Transcribe the records in full, keeping every character as it is.

*Records for the exercise*.
* * *

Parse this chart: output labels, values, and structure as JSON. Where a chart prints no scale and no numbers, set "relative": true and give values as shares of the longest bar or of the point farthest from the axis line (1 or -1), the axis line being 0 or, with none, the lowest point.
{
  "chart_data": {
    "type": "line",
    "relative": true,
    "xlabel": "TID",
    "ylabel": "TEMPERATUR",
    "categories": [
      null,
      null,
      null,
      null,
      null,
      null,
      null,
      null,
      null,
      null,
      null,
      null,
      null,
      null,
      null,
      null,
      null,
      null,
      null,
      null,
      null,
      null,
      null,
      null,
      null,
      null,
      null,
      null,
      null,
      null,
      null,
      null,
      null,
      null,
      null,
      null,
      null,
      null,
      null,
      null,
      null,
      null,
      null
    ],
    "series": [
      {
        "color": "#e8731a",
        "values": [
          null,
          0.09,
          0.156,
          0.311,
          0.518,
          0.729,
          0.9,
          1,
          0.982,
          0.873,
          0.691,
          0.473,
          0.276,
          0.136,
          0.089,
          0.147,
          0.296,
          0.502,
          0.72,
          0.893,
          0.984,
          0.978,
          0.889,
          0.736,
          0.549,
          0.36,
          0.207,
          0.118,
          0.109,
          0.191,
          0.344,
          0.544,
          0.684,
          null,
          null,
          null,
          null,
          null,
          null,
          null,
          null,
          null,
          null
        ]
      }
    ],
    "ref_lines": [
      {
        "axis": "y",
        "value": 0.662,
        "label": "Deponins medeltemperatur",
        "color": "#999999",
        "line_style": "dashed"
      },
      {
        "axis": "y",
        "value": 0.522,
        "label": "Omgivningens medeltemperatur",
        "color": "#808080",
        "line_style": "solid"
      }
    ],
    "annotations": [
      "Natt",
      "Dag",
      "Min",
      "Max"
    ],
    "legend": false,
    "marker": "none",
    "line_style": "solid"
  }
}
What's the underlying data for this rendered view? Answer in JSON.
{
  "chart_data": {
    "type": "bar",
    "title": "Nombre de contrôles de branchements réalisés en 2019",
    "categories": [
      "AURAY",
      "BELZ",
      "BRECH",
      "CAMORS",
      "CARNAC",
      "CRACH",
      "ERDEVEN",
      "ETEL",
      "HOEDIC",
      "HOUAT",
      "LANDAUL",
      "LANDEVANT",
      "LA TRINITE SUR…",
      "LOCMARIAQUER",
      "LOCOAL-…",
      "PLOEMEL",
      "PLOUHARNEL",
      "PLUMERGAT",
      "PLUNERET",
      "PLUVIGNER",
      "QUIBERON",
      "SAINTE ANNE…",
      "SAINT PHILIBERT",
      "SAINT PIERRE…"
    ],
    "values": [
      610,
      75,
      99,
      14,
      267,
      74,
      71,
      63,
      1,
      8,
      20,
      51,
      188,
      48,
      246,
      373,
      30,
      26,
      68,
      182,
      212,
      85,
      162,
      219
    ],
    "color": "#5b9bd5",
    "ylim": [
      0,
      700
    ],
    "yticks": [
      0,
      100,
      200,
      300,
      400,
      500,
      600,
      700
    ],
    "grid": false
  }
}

* * *

*Answer to the task*.
Parse this chart: output labels, values, and structure as JSON. Where a chart prints no scale and no numbers, set "relative": true and give values as shares of the longest bar or of the point farthest from the axis line (1 or -1), the axis line being 0 or, with none, the lowest point.
{
  "chart_data": {
    "type": "line",
    "relative": true,
    "xlabel": "TID",
    "ylabel": "TEMPERATUR",
    "categories": [
      null,
      null,
      null,
      null,
      null,
      null,
      null,
      null,
      null,
      null,
      null,
      null,
      null,
      null,
      null,
      null,
      null,
      null,
      null,
      null,
      null,
      null,
      null,
      null,
      null,
      null,
      null,
      null,
      null,
      null,
      null,
      null,
      null,
      null,
      null,
      null,
      null,
      null,
      null,
      null,
      null,
      null,
      null
    ],
    "series": [
      {
        "color": "#e8731a",
        "values": [
          null,
          0.09,
          0.156,
          0.311,
          0.518,
          0.729,
          0.9,
          1,
          0.982,
          0.873,
          0.691,
          0.473,
          0.276,
          0.136,
          0.089,
          0.147,
          0.296,
          0.502,
          0.72,
          0.893,
          0.984,
          0.978,
          0.889,
          0.736,
          0.549,
          0.36,
          0.207,
          0.118,
          0.109,
          0.191,
          0.344,
          0.544,
          0.684,
          null,
          null,
          null,
          null,
          null,
          null,
          null,
          null,
          null,
          null
        ]
      }
    ],
    "ref_lines": [
      {
        "axis": "y",
        "value": 0.662,
        "label": "Deponins medeltemperatur",
        "color": "#999999",
        "line_style": "dashed"
      },
      {
        "axis": "y",
        "value": 0.522,
        "label": "Omgivningens medeltemperatur",
        "color": "#808080",
        "line_style": "solid"
      }
    ],
    "annotations": [
      "Natt",
      "Dag",
      "Min",
      "Max"
    ],
    "legend": false,
    "marker": "none",
    "line_style": "solid"
  }
}
What's the underlying data for this rendered view? Answer in JSON.
{
  "chart_data": {
    "type": "bar",
    "title": "Nombre de contrôles de branchements réalisés en 2019",
    "categories": [
      "AURAY",
      "BELZ",
      "BRECH",
      "CAMORS",
      "CARNAC",
      "CRACH",
      "ERDEVEN",
      "ETEL",
      "HOEDIC",
      "HOUAT",
      "LANDAUL",
      "LANDEVANT",
      "LA TRINITE SUR…",
      "LOCMARIAQUER",
      "LOCOAL-…",
      "PLOEMEL",
      "PLOUHARNEL",
      "PLUMERGAT",
      "PLUNERET",
      "PLUVIGNER",
      "QUIBERON",
      "SAINTE ANNE…",
      "SAINT PHILIBERT",
      "SAINT PIERRE…"
    ],
    "values": [
      610,
      75,
      99,
      14,
      267,
      74,
      71,
      63,
      1,
      8,
      20,
      51,
      188,
      48,
      246,
      373,
      30,
      26,
      68,
      182,
      212,
      85,
      162,
      219
    ],
    "color": "#5b9bd5",
    "ylim": [
      0,
      700
    ],
    "yticks": [
      0,
      100,
      200,
      300,
      400,
      500,
      600,
      700
    ],
    "grid": false
  }
}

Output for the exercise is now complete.